_Textauszug_.

---+---

Natürlich werden Vernetzung und Datentransparenz auch hier weitere Fortschritte ermöglichen. Sie sprechen den Echtzeitbetrieb der Automatisierungssysteme im Plug-and-Produce-Sinne an, bei dem noch steuerungstechnische Herausforderungen auf uns warten. Voraussetzung für das Heben der Potenziale ist die modelltechnische Beschreibung der Komponenten. Auf dieser Basis lassen sich Aspekte einer zielgerichteten Optimierung adressieren, die langfristig auch zu einer selbstoptimierenden Funktion führen können. In einigen Bereichen gibt es ja bereits Forschungsansätze. Von so genannten kognitiven Systemen, die eigenständig das Systemziel unterstützen und anhand der Modelle selbstständig Codes erstellen können, sind wir allerdings noch ein ganzes Stück entfernt. In Teilbereichen, etwa bei einfachen Handhabungsaufgaben, könnten solche Systeme früher angewendet werden.
Welche Bedeutung wird künftig der klassische Maschinenbau noch spielen?
Wenn wir von vernetzten Systemen sprechen, so ist eine solide mechanische Basis einer Maschine die Grundlage für den Erfolg. Ohne Kenntnis der mechanischen Eigenschaften kann man auch keine vernünftigen Algorithmen für die Genauigkeits- und Produktivitätssteigerung entwickeln.
Worauf müssen Entwickler von Fertigungsanlagen achten, damit diese den steigenden Anforderungen an Präzision oder Miniaturisierung weiterhin gewachsen sind?
Miniaturisierung, Präzision, Fünf-Achsen- und Komplettbearbeitung sind Themen, die uns schon eine ganze Weile begleiten. Hier ist der deutsche Maschinenbau auf einem guten Stand – aber die Konkurrenz schläft nicht. Um ihr weiterhin zwei Schritte voraus zu sein, muss die Entwicklung kontinuierlich weiter gehen und so ausgerichtet sein, dass der Prozess vollständig beherrscht werden kann. Ingenieure sollten gut überlegen, wie sich Know-how auch in Softwareform einbringen lässt.
Wird es zu einer weiteren Verfahrensintegration kommen?

---+---

_Aufgabe_. Was nennt der Textauszug als Voraussetzung für das Heben der Potenziale? Die Zeilen stammen aus einer anderen Quelle als der Textauszug.

_Datenauszug_.
---+---

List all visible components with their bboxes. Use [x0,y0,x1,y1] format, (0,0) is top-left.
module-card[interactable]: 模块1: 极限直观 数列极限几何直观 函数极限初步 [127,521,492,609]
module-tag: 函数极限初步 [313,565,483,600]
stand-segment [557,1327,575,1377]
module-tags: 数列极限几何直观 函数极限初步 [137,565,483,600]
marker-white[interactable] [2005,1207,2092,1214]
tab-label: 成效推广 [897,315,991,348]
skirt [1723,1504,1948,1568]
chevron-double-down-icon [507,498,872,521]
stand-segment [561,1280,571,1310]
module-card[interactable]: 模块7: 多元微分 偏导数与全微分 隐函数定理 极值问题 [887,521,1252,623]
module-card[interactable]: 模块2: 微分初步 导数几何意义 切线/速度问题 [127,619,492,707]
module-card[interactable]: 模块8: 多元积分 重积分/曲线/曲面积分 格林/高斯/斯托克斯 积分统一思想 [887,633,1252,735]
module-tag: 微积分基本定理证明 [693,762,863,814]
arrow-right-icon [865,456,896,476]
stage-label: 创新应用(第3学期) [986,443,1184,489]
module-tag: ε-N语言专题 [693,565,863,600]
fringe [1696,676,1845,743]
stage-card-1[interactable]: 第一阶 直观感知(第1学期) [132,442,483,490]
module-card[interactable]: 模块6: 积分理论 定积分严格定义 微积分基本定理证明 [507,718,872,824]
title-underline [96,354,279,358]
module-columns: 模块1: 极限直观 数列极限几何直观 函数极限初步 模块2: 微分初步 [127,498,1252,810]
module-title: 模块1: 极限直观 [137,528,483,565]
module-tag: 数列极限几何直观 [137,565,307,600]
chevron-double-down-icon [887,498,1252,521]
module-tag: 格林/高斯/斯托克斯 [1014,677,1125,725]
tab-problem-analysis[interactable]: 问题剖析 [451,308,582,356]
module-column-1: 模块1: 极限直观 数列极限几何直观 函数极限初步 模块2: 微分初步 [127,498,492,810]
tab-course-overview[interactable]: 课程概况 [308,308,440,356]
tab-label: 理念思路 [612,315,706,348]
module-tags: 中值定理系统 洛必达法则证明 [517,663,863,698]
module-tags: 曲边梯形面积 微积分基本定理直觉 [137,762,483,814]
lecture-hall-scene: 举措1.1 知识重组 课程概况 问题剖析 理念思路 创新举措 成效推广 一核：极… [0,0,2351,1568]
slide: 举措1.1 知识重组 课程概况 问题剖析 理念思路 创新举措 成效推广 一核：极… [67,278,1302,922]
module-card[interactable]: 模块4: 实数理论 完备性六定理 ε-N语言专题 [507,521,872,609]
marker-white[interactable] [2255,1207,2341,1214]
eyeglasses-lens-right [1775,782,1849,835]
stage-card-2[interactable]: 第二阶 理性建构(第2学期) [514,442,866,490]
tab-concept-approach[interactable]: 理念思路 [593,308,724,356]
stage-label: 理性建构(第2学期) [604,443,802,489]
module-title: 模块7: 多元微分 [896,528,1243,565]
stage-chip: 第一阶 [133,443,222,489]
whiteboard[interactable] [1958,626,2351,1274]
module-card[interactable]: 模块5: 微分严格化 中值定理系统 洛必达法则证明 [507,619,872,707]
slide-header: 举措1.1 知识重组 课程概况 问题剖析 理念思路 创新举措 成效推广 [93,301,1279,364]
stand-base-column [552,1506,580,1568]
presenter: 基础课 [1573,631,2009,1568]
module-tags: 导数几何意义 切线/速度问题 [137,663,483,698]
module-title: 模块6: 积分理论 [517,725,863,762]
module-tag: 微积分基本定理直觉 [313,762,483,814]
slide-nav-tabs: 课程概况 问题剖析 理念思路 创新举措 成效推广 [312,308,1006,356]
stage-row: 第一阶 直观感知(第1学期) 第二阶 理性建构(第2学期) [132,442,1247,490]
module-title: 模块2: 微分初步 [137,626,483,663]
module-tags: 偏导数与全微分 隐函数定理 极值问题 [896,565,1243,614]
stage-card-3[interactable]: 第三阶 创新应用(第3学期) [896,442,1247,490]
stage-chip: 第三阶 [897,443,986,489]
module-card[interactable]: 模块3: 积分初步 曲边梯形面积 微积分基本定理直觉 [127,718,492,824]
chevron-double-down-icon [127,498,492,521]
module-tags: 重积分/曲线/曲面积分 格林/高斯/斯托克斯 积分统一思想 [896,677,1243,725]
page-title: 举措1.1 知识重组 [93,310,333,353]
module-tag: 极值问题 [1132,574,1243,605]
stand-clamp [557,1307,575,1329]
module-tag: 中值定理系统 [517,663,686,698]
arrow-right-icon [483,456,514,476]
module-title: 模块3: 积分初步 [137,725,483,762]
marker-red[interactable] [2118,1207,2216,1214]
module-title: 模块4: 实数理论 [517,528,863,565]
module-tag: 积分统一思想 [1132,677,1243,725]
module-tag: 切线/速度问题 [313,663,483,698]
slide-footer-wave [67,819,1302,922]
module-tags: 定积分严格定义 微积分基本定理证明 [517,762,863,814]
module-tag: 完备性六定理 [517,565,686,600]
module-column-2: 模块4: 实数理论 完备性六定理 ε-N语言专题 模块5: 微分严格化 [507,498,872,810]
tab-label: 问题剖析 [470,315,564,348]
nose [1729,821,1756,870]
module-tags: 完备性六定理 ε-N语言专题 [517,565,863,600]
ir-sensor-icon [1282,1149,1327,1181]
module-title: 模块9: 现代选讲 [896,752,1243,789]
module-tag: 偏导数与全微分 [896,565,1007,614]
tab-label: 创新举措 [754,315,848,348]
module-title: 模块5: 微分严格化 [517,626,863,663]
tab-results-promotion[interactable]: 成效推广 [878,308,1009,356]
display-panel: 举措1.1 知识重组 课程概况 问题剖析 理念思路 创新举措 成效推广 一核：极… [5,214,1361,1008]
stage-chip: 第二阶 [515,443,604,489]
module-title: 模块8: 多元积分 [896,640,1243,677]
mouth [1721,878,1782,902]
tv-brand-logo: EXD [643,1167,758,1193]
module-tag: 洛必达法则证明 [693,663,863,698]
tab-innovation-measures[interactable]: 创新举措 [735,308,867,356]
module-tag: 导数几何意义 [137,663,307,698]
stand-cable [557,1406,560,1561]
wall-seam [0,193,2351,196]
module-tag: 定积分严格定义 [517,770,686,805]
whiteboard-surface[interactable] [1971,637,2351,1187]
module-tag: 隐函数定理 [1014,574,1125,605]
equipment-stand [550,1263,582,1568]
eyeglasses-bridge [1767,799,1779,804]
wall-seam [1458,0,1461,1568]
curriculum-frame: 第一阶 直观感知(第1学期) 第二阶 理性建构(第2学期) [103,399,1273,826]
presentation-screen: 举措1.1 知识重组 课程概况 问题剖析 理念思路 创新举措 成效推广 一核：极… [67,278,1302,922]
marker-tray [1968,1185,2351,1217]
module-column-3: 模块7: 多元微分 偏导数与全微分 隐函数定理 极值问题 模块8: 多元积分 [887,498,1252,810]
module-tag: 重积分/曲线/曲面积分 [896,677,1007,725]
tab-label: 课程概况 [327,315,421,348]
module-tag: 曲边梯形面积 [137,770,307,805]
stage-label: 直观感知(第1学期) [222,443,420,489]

---+---

_Lösung_. Die modelltechnische Beschreibung der Komponenten.